Data supplied

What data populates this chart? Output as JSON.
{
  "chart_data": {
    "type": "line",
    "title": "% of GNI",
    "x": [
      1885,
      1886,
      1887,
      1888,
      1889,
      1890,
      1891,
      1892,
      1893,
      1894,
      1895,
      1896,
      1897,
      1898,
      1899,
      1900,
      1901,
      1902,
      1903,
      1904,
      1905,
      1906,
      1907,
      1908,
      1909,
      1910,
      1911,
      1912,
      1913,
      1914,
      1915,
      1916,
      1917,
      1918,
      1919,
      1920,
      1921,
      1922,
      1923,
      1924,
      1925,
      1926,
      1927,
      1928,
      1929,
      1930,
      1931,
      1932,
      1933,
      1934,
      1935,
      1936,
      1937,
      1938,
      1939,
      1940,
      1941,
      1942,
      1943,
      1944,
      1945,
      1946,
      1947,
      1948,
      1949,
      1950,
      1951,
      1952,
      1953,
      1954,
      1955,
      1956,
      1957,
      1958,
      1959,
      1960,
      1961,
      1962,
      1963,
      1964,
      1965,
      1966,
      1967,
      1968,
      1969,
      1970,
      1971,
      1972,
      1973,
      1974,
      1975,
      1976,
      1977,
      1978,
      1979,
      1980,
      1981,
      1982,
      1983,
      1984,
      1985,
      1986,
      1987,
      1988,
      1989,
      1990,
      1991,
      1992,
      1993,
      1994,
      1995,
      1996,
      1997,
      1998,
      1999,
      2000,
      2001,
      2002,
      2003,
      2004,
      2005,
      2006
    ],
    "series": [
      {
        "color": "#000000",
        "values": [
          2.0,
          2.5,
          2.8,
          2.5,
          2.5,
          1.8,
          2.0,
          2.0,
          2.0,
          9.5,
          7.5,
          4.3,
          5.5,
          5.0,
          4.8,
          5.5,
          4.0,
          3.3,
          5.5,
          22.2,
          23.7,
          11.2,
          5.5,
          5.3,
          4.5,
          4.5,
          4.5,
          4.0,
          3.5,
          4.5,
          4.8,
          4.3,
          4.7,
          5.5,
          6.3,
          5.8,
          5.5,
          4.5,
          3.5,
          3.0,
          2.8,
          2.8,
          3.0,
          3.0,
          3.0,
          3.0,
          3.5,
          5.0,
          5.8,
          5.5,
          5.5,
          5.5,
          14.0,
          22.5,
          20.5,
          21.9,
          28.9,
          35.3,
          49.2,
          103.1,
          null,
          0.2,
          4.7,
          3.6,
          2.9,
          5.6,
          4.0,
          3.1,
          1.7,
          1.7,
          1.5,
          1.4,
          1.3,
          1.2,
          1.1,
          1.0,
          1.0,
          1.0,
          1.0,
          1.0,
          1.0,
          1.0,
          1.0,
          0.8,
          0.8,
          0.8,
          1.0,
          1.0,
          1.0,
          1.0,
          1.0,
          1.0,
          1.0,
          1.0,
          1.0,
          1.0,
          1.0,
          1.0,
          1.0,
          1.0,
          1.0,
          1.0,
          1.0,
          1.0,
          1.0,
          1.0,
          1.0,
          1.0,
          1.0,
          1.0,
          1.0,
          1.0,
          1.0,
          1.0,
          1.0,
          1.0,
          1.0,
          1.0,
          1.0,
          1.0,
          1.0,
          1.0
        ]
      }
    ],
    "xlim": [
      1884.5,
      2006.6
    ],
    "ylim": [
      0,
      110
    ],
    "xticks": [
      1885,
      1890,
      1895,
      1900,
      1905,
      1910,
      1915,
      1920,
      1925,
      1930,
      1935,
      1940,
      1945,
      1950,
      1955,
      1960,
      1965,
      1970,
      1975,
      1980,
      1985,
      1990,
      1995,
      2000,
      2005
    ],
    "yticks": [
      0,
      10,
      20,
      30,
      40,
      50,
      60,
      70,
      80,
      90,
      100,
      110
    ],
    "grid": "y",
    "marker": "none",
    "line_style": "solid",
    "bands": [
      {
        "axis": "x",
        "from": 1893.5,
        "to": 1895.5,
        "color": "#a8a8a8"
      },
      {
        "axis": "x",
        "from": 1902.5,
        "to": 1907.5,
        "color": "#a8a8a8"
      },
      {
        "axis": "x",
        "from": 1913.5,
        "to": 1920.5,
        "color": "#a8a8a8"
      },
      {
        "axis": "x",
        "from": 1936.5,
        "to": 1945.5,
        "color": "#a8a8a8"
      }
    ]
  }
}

Short exercise
Which lines contain the word "from"? Copy each one.

Result of the exercise
        "from": 1893.5,
        "from": 1902.5,
        "from": 1913.5,
        "from": 1936.5,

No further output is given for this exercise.